OBJECTIVE:
Of the lines in the listing, how many include the string "human"? Write the number and nothing else.

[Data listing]
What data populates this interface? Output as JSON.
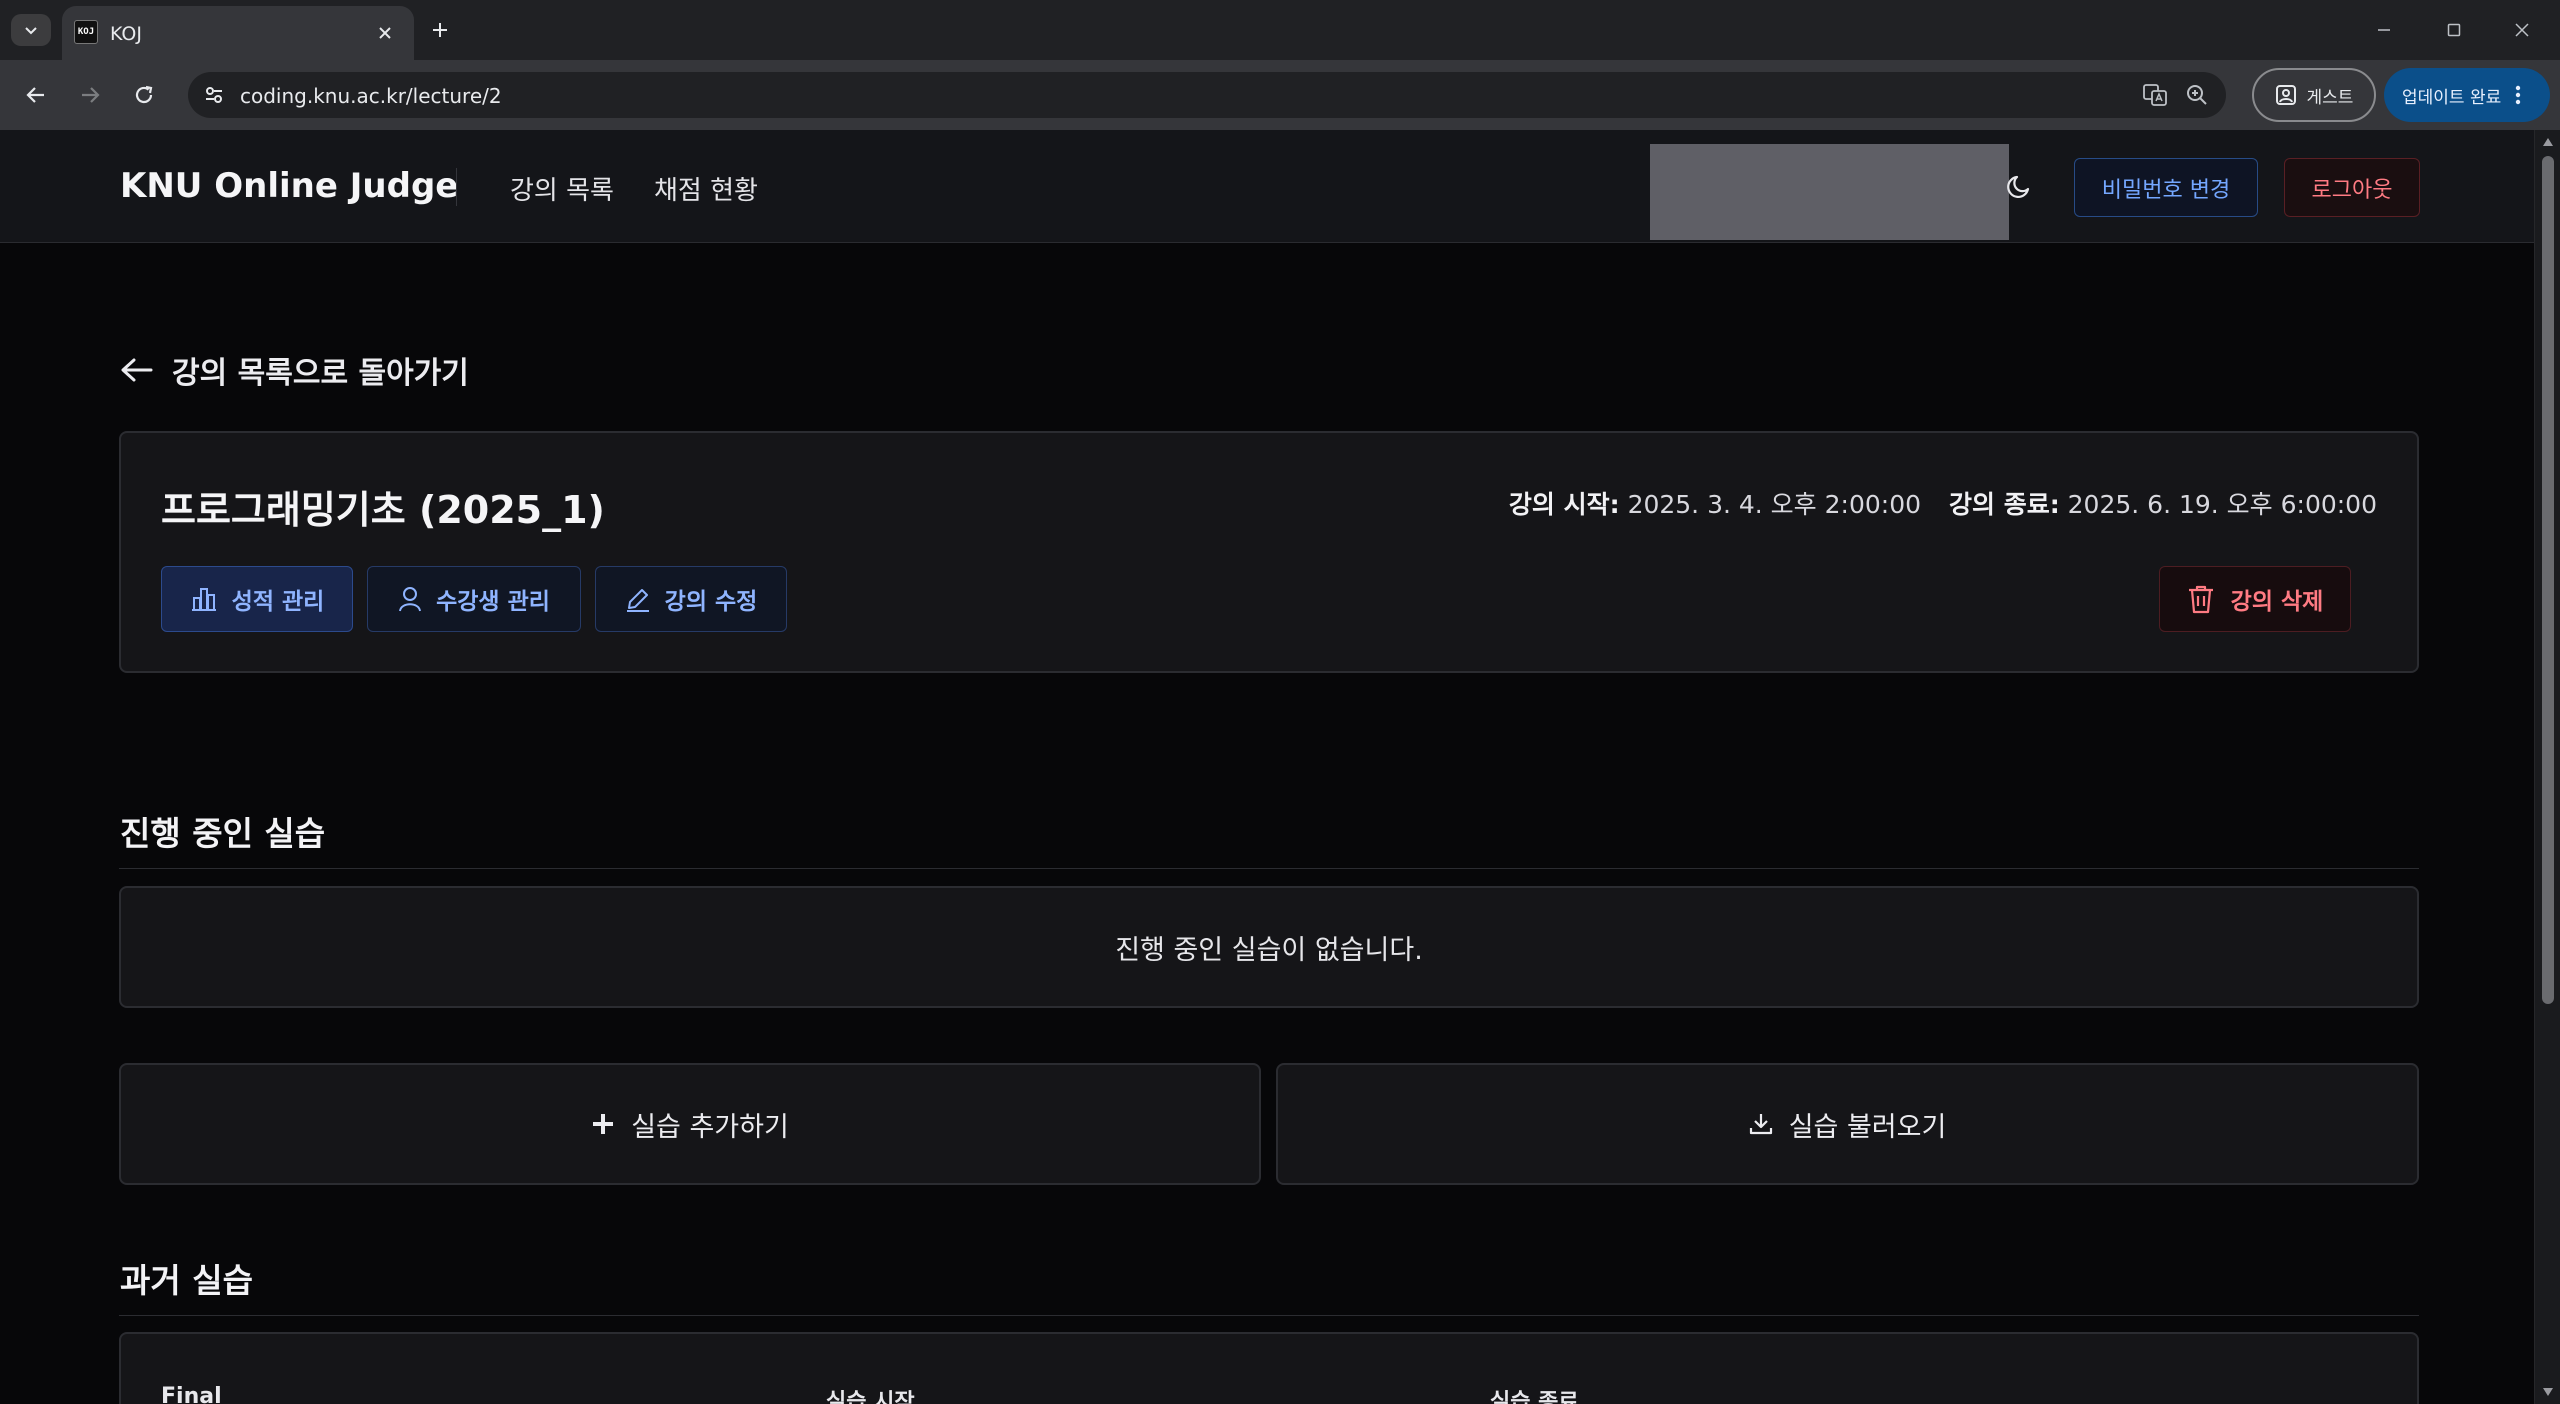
{
  "browser": {
    "tab_title": "KOJ",
    "favicon_text": "KOJ",
    "url": "coding.knu.ac.kr/lecture/2",
    "guest_label": "게스트",
    "update_label": "업데이트 완료"
  },
  "header": {
    "brand": "KNU Online Judge",
    "nav": [
      "강의 목록",
      "채점 현황"
    ],
    "change_password": "비밀번호 변경",
    "logout": "로그아웃"
  },
  "back_link": "강의 목록으로 돌아가기",
  "lecture": {
    "title": "프로그래밍기초 (2025_1)",
    "start_label": "강의 시작:",
    "start_value": "2025. 3. 4. 오후 2:00:00",
    "end_label": "강의 종료:",
    "end_value": "2025. 6. 19. 오후 6:00:00",
    "buttons": {
      "grades": "성적 관리",
      "students": "수강생 관리",
      "edit": "강의 수정",
      "delete": "강의 삭제"
    }
  },
  "ongoing": {
    "heading": "진행 중인 실습",
    "empty_message": "진행 중인 실습이 없습니다."
  },
  "actions": {
    "add": "실습 추가하기",
    "import": "실습 불러오기"
  },
  "past": {
    "heading": "과거 실습",
    "first_card": {
      "name": "Final",
      "start_label": "실습 시작",
      "end_label": "실습 종료"
    }
  },
  "colors": {
    "page_bg": "#070709",
    "card_bg": "#151518",
    "accent_blue": "#74a7ff",
    "danger_red": "#ff7b83",
    "chrome_update": "#0b4f8a"
  },
  "icons": {
    "grades": "bar-chart-icon",
    "students": "user-icon",
    "edit": "pencil-icon",
    "delete": "trash-icon",
    "add": "plus-icon",
    "import": "download-icon",
    "theme": "moon-icon",
    "back": "arrow-left-icon"
  }
}
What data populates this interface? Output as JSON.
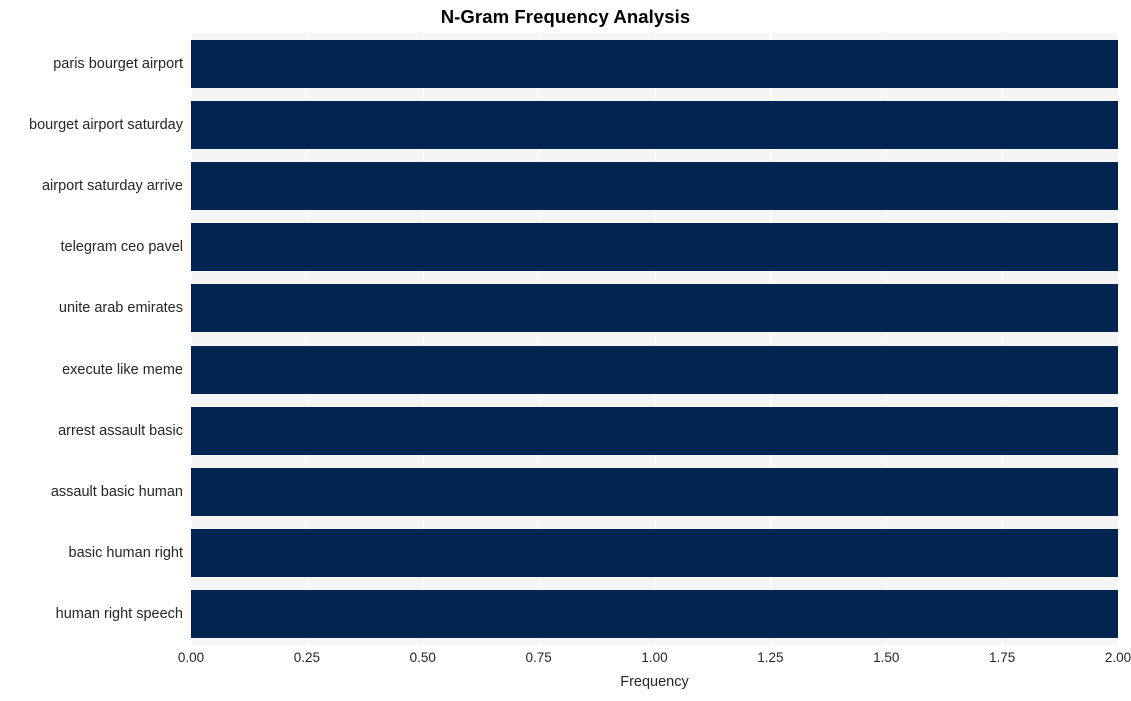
{
  "chart_data": {
    "type": "bar",
    "orientation": "horizontal",
    "title": "N-Gram Frequency Analysis",
    "xlabel": "Frequency",
    "ylabel": "",
    "categories": [
      "paris bourget airport",
      "bourget airport saturday",
      "airport saturday arrive",
      "telegram ceo pavel",
      "unite arab emirates",
      "execute like meme",
      "arrest assault basic",
      "assault basic human",
      "basic human right",
      "human right speech"
    ],
    "values": [
      2,
      2,
      2,
      2,
      2,
      2,
      2,
      2,
      2,
      2
    ],
    "xlim": [
      0.0,
      2.0
    ],
    "xticks": [
      0.0,
      0.25,
      0.5,
      0.75,
      1.0,
      1.25,
      1.5,
      1.75,
      2.0
    ],
    "xtick_labels": [
      "0.00",
      "0.25",
      "0.50",
      "0.75",
      "1.00",
      "1.25",
      "1.50",
      "1.75",
      "2.00"
    ],
    "grid": true,
    "grid_axis": "x",
    "legend": null,
    "colors": {
      "bar": "#022450",
      "plot_background": "#f5f5f5",
      "figure_background": "#ffffff",
      "gridline": "#ffffff",
      "text": "#262626",
      "title": "#000000"
    }
  }
}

FINAL RESULT:
3